- **DIRECTIVE**
Return all lines from the listing below in which the string "ylabel" occurs.

---------- RECORDED INFORMATION ----------

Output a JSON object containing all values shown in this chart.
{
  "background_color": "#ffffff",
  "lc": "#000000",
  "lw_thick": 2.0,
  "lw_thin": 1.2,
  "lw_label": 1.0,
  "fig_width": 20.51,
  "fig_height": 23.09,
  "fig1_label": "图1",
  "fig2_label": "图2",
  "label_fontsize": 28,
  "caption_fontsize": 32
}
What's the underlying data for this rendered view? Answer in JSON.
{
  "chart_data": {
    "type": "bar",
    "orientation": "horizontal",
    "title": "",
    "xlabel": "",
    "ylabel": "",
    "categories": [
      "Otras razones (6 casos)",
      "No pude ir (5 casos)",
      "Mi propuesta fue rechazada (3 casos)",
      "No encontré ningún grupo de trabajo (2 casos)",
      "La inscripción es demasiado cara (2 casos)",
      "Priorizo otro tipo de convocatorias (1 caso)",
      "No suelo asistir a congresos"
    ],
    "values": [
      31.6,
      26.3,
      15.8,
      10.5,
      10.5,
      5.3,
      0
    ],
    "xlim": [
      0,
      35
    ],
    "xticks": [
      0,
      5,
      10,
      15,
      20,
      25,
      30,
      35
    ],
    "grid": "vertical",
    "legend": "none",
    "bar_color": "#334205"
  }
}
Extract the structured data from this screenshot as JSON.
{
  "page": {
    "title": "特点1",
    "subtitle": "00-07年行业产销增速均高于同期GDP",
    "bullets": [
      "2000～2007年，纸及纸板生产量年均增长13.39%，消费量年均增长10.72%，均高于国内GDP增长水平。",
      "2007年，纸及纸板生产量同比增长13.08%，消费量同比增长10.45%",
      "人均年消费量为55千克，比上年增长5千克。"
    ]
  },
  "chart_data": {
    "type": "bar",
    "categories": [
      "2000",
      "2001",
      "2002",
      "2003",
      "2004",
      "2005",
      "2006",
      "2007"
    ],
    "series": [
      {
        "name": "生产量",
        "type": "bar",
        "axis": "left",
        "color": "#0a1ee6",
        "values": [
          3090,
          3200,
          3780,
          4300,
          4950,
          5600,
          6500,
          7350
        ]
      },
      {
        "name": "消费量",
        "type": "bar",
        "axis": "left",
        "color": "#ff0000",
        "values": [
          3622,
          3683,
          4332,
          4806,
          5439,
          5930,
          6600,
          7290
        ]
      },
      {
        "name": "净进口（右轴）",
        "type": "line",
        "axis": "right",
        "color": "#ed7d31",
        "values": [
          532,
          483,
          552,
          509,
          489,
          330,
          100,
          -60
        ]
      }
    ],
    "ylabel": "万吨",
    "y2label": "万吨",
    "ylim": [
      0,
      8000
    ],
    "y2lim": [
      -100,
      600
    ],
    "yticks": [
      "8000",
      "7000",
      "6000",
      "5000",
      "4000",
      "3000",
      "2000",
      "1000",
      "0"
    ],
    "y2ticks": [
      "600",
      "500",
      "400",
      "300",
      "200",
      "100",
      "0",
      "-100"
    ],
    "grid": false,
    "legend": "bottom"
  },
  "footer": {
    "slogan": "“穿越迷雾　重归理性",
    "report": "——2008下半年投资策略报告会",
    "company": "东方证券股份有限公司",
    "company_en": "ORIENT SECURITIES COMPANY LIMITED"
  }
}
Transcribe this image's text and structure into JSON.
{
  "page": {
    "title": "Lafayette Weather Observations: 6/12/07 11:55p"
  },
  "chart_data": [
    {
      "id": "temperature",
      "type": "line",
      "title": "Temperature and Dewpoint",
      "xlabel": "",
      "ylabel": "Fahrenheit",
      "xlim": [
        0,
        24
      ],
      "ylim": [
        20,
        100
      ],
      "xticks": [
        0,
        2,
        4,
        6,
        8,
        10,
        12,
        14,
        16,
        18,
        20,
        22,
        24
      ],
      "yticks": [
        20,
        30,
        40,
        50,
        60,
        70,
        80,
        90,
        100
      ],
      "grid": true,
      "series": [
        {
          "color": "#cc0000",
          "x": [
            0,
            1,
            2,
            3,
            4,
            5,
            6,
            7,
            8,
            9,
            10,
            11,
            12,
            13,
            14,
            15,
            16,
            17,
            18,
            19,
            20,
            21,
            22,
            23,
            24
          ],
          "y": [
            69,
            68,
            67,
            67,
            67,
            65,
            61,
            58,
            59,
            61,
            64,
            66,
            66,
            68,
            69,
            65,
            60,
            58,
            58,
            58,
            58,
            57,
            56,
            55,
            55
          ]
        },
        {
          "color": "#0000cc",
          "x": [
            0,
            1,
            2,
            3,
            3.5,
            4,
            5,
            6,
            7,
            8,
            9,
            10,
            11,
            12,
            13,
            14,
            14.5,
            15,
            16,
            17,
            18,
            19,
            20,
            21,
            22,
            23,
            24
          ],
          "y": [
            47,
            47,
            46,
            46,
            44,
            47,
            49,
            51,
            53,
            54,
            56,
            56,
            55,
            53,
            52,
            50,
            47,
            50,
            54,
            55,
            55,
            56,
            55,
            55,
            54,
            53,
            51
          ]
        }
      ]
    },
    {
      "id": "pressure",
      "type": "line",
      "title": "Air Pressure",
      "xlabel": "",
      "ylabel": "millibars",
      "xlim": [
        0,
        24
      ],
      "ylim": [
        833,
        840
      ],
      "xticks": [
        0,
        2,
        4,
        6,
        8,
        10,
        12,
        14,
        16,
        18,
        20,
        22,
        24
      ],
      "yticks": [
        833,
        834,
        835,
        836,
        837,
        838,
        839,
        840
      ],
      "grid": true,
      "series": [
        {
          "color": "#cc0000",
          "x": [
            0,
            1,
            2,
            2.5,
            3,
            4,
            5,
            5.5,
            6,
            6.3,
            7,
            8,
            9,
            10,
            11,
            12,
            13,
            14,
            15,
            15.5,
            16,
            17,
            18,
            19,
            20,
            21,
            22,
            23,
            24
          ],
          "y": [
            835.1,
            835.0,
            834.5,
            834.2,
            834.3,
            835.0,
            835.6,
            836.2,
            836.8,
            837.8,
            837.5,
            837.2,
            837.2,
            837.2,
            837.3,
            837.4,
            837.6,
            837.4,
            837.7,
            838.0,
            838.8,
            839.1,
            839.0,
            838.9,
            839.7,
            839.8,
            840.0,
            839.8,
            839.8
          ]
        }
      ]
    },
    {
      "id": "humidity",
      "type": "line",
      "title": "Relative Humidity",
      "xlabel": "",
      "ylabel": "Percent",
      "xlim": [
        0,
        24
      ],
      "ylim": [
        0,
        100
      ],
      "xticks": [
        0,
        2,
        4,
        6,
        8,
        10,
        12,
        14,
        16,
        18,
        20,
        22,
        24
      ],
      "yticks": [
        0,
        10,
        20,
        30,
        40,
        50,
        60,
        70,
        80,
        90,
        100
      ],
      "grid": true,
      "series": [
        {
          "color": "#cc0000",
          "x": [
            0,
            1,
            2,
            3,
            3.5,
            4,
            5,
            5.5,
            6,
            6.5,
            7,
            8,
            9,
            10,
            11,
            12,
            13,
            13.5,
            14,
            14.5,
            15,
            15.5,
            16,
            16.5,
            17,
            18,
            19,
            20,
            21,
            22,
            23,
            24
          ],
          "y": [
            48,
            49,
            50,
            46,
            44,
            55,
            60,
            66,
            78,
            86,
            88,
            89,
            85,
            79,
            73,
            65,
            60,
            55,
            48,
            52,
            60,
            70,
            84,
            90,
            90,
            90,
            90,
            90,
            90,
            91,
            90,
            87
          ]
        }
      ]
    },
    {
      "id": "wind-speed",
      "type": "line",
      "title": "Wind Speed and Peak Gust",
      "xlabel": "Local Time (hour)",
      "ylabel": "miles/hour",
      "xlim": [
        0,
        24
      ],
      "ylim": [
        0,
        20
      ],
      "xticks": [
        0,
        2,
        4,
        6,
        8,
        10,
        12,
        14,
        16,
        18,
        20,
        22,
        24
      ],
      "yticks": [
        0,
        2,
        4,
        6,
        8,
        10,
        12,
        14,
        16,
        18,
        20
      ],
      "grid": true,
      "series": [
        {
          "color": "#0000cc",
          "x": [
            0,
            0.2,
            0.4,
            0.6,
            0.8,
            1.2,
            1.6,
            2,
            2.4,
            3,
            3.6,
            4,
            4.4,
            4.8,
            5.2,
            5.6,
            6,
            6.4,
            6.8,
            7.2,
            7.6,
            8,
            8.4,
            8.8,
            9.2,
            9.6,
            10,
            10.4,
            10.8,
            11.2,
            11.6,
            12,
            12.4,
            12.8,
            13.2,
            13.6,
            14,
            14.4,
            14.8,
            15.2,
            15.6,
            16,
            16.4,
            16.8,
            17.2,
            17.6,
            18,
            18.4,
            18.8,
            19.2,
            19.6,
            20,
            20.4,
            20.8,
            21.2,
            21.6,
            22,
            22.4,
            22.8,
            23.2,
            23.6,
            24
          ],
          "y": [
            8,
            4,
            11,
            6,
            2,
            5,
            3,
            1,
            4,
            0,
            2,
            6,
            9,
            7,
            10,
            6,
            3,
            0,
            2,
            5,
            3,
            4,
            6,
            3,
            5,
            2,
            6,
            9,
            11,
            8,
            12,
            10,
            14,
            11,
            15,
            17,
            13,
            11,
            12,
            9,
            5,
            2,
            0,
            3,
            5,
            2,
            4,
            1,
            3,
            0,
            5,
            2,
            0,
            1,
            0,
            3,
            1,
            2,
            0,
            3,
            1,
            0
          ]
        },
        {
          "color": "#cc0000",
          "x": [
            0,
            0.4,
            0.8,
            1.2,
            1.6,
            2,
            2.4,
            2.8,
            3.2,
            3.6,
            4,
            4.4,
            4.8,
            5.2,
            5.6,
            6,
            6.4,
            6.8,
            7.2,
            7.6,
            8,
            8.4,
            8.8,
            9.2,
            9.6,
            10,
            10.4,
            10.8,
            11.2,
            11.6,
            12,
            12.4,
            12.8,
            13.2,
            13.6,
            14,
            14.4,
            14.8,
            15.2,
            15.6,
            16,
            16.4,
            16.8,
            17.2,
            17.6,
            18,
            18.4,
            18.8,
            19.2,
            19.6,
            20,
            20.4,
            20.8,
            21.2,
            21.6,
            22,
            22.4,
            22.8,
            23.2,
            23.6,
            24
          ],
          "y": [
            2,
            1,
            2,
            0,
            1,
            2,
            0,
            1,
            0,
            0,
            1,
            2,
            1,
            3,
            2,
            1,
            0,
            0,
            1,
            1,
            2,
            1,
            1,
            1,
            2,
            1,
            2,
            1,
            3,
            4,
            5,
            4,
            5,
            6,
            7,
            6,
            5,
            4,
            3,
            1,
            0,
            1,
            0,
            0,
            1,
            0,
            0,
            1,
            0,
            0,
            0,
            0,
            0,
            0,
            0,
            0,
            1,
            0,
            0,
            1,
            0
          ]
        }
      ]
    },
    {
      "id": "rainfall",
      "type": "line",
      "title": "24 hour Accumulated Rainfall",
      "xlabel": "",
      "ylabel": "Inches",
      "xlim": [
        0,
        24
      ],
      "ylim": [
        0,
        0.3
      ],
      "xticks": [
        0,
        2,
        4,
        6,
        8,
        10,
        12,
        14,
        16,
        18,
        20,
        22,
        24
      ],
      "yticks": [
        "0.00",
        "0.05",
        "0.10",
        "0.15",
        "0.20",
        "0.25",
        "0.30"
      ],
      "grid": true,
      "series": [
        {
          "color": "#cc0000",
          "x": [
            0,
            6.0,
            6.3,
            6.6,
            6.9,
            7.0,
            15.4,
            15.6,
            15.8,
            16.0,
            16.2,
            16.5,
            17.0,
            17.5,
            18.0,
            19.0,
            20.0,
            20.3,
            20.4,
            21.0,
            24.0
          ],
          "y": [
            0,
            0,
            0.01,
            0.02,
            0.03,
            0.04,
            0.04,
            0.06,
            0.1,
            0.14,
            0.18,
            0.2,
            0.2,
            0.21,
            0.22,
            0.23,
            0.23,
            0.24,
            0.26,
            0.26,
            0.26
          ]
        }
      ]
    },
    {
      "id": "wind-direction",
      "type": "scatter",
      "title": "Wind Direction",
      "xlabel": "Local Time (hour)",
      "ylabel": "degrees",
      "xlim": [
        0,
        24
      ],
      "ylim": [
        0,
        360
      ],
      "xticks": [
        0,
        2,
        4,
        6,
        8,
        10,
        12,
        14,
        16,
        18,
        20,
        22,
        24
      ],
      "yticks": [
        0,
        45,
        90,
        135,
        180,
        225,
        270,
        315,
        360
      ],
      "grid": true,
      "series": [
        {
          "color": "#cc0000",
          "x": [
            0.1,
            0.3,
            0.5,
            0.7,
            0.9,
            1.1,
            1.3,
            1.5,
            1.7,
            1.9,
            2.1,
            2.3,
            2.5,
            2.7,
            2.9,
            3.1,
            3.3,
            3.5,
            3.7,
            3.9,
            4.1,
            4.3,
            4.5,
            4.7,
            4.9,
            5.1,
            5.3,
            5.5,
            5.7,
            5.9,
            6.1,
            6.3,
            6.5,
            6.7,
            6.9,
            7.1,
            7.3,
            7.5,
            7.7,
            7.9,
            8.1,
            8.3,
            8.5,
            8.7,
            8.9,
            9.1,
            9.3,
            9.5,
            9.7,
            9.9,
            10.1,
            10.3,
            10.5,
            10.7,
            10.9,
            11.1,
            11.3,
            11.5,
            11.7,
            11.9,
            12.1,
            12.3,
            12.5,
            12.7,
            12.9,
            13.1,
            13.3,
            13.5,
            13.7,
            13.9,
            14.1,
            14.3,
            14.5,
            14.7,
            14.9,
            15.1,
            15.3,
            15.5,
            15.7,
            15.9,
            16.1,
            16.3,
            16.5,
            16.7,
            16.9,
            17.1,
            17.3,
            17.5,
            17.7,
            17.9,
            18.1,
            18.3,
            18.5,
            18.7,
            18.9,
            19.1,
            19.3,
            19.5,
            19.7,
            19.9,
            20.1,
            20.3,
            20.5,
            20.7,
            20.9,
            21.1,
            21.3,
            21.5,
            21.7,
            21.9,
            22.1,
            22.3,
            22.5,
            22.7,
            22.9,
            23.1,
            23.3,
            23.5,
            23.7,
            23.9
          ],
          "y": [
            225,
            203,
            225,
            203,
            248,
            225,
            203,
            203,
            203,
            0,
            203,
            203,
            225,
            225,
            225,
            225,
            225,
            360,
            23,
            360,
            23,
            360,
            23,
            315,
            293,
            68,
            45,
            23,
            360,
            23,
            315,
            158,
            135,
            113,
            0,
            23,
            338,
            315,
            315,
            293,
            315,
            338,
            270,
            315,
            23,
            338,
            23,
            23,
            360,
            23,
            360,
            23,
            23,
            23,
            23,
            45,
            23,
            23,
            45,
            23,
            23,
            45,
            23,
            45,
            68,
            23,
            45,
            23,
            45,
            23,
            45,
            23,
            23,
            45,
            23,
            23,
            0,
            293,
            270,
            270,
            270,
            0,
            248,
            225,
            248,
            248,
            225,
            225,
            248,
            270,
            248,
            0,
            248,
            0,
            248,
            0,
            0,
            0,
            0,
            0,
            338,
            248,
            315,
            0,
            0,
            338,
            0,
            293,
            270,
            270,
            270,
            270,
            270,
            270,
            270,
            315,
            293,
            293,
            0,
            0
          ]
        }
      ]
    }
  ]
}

----------

- **COMPLETE RESPONSE**
    "ylabel": "",
    "ylabel": "万吨",
      "ylabel": "Fahrenheit",
      "ylabel": "millibars",
      "ylabel": "Percent",
      "ylabel": "miles/hour",
      "ylabel": "Inches",
      "ylabel": "degrees",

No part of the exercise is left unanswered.